* _Directions for this task_: Write out the data below in full. Keep it exact.

* _Data provided_:
++++++++++
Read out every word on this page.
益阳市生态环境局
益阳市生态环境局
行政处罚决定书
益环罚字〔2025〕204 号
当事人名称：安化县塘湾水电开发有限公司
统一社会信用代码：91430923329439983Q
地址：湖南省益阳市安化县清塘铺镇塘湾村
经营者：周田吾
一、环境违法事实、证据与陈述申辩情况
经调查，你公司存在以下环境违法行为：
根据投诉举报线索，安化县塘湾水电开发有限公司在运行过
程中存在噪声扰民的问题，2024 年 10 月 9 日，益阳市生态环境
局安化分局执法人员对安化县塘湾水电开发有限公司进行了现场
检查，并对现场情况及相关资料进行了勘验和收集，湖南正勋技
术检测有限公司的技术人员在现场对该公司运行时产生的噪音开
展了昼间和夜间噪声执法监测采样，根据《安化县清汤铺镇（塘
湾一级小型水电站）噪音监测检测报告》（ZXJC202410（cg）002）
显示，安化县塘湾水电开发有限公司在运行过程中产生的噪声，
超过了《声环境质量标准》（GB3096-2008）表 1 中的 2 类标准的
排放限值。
++++++++++
* _Full output_:
Read out every word on this page.
益阳市生态环境局
益阳市生态环境局
行政处罚决定书
益环罚字〔2025〕204 号
当事人名称：安化县塘湾水电开发有限公司
统一社会信用代码：91430923329439983Q
地址：湖南省益阳市安化县清塘铺镇塘湾村
经营者：周田吾
一、环境违法事实、证据与陈述申辩情况
经调查，你公司存在以下环境违法行为：
根据投诉举报线索，安化县塘湾水电开发有限公司在运行过
程中存在噪声扰民的问题，2024 年 10 月 9 日，益阳市生态环境
局安化分局执法人员对安化县塘湾水电开发有限公司进行了现场
检查，并对现场情况及相关资料进行了勘验和收集，湖南正勋技
术检测有限公司的技术人员在现场对该公司运行时产生的噪音开
展了昼间和夜间噪声执法监测采样，根据《安化县清汤铺镇（塘
湾一级小型水电站）噪音监测检测报告》（ZXJC202410（cg）002）
显示，安化县塘湾水电开发有限公司在运行过程中产生的噪声，
超过了《声环境质量标准》（GB3096-2008）表 1 中的 2 类标准的
排放限值。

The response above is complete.